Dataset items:
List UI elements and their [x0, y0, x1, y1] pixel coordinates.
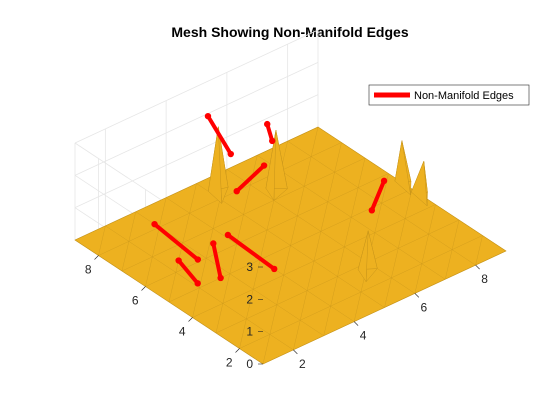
x-tick-label: 8 — [481, 272, 488, 286]
spike-face — [357, 230, 369, 283]
mesh-edge — [414, 204, 436, 294]
non-manifold-edge — [152, 222, 200, 262]
edge-endpoint — [217, 274, 224, 282]
x-tick-label: 2 — [299, 357, 306, 371]
edge-endpoint — [269, 137, 276, 145]
mesh-edge — [98, 225, 106, 256]
non-manifold-edges — [151, 112, 388, 287]
y-tick-label: 6 — [132, 294, 139, 308]
mesh-edge — [445, 219, 460, 280]
mesh-edge — [168, 183, 197, 303]
x-tick-mark — [293, 349, 298, 355]
non-manifold-edge — [205, 114, 233, 157]
edge-endpoint — [260, 162, 268, 169]
grid-line — [74, 61, 319, 176]
z-tick-label: 3 — [246, 260, 253, 274]
mesh-edge — [293, 142, 342, 350]
edge-endpoint — [227, 150, 234, 158]
non-manifold-edge — [369, 178, 387, 213]
mesh-edge — [384, 188, 413, 308]
mesh-edge — [121, 211, 136, 272]
edge-endpoint — [271, 265, 278, 273]
x-tick-label: 6 — [421, 300, 428, 314]
legend-label: Non-Manifold Edges — [414, 90, 514, 102]
edge-endpoint — [224, 231, 232, 239]
z-tick-label: 1 — [246, 325, 253, 339]
spike-face — [411, 161, 428, 207]
spike-face — [394, 140, 411, 196]
grid-line — [74, 94, 319, 209]
y-tick-mark — [141, 286, 146, 291]
x-tick-mark — [475, 264, 480, 270]
x-tick-mark — [353, 321, 359, 326]
edge-endpoint — [151, 220, 158, 228]
mesh-surface — [74, 126, 507, 365]
edge-endpoint — [264, 120, 271, 128]
z-tick-label: 0 — [246, 357, 253, 371]
mesh-edge — [215, 155, 258, 334]
y-tick-label: 4 — [179, 325, 186, 339]
z-tick-label: 2 — [246, 292, 253, 306]
x-tick-mark — [414, 293, 420, 298]
legend-box — [368, 84, 530, 106]
legend: Non-Manifold Edges — [368, 84, 530, 106]
y-tick-mark — [235, 348, 240, 353]
edge-endpoint — [368, 207, 376, 214]
edge-endpoint — [194, 280, 201, 287]
y-tick-label: 2 — [226, 356, 233, 370]
mesh-edge — [145, 197, 167, 287]
edge-endpoint — [233, 187, 240, 195]
axis-ticks: 2 4 6 8 2 4 6 8 0 1 2 3 — [85, 255, 488, 371]
y-tick-mark — [94, 255, 99, 260]
edge-endpoint — [175, 257, 182, 264]
edge-endpoint — [210, 240, 217, 247]
grid-line — [74, 29, 319, 144]
spike-face — [208, 126, 222, 205]
mesh-edge — [323, 157, 366, 336]
spike-face — [265, 130, 277, 202]
edge-endpoint — [380, 177, 388, 185]
x-tick-label: 4 — [360, 329, 367, 343]
mesh-spikes — [207, 126, 428, 283]
chart-title: Mesh Showing Non-Manifold Edges — [171, 24, 408, 40]
mesh-edge — [475, 235, 483, 266]
y-tick-mark — [188, 317, 193, 322]
mesh-edge — [262, 126, 319, 365]
y-tick-label: 8 — [85, 263, 92, 277]
non-manifold-edge — [234, 163, 267, 194]
non-manifold-edge — [211, 241, 223, 280]
non-manifold-edge — [176, 258, 200, 286]
edge-endpoint — [194, 256, 202, 263]
edge-endpoint — [204, 112, 212, 120]
non-manifold-edge — [225, 232, 277, 271]
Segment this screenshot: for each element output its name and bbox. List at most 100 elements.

--- REQUIRED WORK ---
Reproduce every line above word for word, leaving out the pictures.

--- ANSWER TO THE EXERCISE ---
List UI elements and their [x0, y0, x1, y1] pixel coordinates.
x-tick-label: 8 — [481, 272, 488, 286]
spike-face — [357, 230, 369, 283]
mesh-edge — [414, 204, 436, 294]
non-manifold-edge — [152, 222, 200, 262]
edge-endpoint — [217, 274, 224, 282]
x-tick-label: 2 — [299, 357, 306, 371]
edge-endpoint — [269, 137, 276, 145]
mesh-edge — [98, 225, 106, 256]
non-manifold-edges — [151, 112, 388, 287]
y-tick-label: 6 — [132, 294, 139, 308]
mesh-edge — [445, 219, 460, 280]
mesh-edge — [168, 183, 197, 303]
x-tick-mark — [293, 349, 298, 355]
non-manifold-edge — [205, 114, 233, 157]
edge-endpoint — [260, 162, 268, 169]
grid-line — [74, 61, 319, 176]
z-tick-label: 3 — [246, 260, 253, 274]
mesh-edge — [293, 142, 342, 350]
edge-endpoint — [227, 150, 234, 158]
non-manifold-edge — [369, 178, 387, 213]
mesh-edge — [384, 188, 413, 308]
mesh-edge — [121, 211, 136, 272]
edge-endpoint — [271, 265, 278, 273]
x-tick-label: 6 — [421, 300, 428, 314]
legend-label: Non-Manifold Edges — [414, 90, 514, 102]
edge-endpoint — [224, 231, 232, 239]
z-tick-label: 1 — [246, 325, 253, 339]
spike-face — [411, 161, 428, 207]
spike-face — [394, 140, 411, 196]
grid-line — [74, 94, 319, 209]
y-tick-mark — [141, 286, 146, 291]
x-tick-mark — [475, 264, 480, 270]
x-tick-mark — [353, 321, 359, 326]
edge-endpoint — [151, 220, 158, 228]
mesh-surface — [74, 126, 507, 365]
edge-endpoint — [264, 120, 271, 128]
z-tick-label: 0 — [246, 357, 253, 371]
mesh-edge — [215, 155, 258, 334]
y-tick-label: 4 — [179, 325, 186, 339]
z-tick-label: 2 — [246, 292, 253, 306]
x-tick-mark — [414, 293, 420, 298]
legend-box — [368, 84, 530, 106]
legend: Non-Manifold Edges — [368, 84, 530, 106]
y-tick-mark — [235, 348, 240, 353]
edge-endpoint — [368, 207, 376, 214]
edge-endpoint — [194, 280, 201, 287]
y-tick-label: 2 — [226, 356, 233, 370]
mesh-edge — [145, 197, 167, 287]
edge-endpoint — [233, 187, 240, 195]
axis-ticks: 2 4 6 8 2 4 6 8 0 1 2 3 — [85, 255, 488, 371]
y-tick-mark — [94, 255, 99, 260]
edge-endpoint — [175, 257, 182, 264]
edge-endpoint — [210, 240, 217, 247]
grid-line — [74, 29, 319, 144]
spike-face — [208, 126, 222, 205]
mesh-edge — [323, 157, 366, 336]
spike-face — [265, 130, 277, 202]
edge-endpoint — [380, 177, 388, 185]
x-tick-label: 4 — [360, 329, 367, 343]
mesh-spikes — [207, 126, 428, 283]
chart-title: Mesh Showing Non-Manifold Edges — [171, 24, 408, 40]
mesh-edge — [475, 235, 483, 266]
y-tick-mark — [188, 317, 193, 322]
mesh-edge — [262, 126, 319, 365]
y-tick-label: 8 — [85, 263, 92, 277]
non-manifold-edge — [234, 163, 267, 194]
non-manifold-edge — [211, 241, 223, 280]
non-manifold-edge — [176, 258, 200, 286]
edge-endpoint — [194, 256, 202, 263]
edge-endpoint — [204, 112, 212, 120]
non-manifold-edge — [225, 232, 277, 271]
Segment this screenshot: for each element output its name and bbox. List at most 100 elements.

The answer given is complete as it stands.